** Begin Data excerpts **

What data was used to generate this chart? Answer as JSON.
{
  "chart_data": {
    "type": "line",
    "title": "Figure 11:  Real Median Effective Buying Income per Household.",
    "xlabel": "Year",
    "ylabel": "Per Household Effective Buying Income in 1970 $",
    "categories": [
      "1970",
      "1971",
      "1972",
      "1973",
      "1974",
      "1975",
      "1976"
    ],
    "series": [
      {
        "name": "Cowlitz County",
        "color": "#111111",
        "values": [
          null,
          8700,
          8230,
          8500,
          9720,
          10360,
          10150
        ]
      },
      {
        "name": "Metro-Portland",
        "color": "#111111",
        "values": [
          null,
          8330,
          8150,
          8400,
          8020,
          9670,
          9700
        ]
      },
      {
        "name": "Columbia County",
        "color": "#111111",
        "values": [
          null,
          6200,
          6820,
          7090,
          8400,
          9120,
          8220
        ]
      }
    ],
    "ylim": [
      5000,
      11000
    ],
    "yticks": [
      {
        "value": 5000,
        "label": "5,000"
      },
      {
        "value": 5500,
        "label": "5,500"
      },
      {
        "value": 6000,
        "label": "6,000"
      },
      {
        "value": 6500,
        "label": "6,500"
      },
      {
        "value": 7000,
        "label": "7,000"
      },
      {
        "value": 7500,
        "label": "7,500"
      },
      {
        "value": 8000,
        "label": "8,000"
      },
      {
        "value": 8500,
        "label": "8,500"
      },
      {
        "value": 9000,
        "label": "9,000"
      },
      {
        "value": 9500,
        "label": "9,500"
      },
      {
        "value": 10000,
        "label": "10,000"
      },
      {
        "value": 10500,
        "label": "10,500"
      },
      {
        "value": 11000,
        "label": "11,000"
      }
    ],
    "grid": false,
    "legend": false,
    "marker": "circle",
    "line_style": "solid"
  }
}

** End Data excerpts **

» **Stated task**
Write an exact transcription of every entry above.

» **Finished answer**
What data was used to generate this chart? Answer as JSON.
{
  "chart_data": {
    "type": "line",
    "title": "Figure 11:  Real Median Effective Buying Income per Household.",
    "xlabel": "Year",
    "ylabel": "Per Household Effective Buying Income in 1970 $",
    "categories": [
      "1970",
      "1971",
      "1972",
      "1973",
      "1974",
      "1975",
      "1976"
    ],
    "series": [
      {
        "name": "Cowlitz County",
        "color": "#111111",
        "values": [
          null,
          8700,
          8230,
          8500,
          9720,
          10360,
          10150
        ]
      },
      {
        "name": "Metro-Portland",
        "color": "#111111",
        "values": [
          null,
          8330,
          8150,
          8400,
          8020,
          9670,
          9700
        ]
      },
      {
        "name": "Columbia County",
        "color": "#111111",
        "values": [
          null,
          6200,
          6820,
          7090,
          8400,
          9120,
          8220
        ]
      }
    ],
    "ylim": [
      5000,
      11000
    ],
    "yticks": [
      {
        "value": 5000,
        "label": "5,000"
      },
      {
        "value": 5500,
        "label": "5,500"
      },
      {
        "value": 6000,
        "label": "6,000"
      },
      {
        "value": 6500,
        "label": "6,500"
      },
      {
        "value": 7000,
        "label": "7,000"
      },
      {
        "value": 7500,
        "label": "7,500"
      },
      {
        "value": 8000,
        "label": "8,000"
      },
      {
        "value": 8500,
        "label": "8,500"
      },
      {
        "value": 9000,
        "label": "9,000"
      },
      {
        "value": 9500,
        "label": "9,500"
      },
      {
        "value": 10000,
        "label": "10,000"
      },
      {
        "value": 10500,
        "label": "10,500"
      },
      {
        "value": 11000,
        "label": "11,000"
      }
    ],
    "grid": false,
    "legend": false,
    "marker": "circle",
    "line_style": "solid"
  }
}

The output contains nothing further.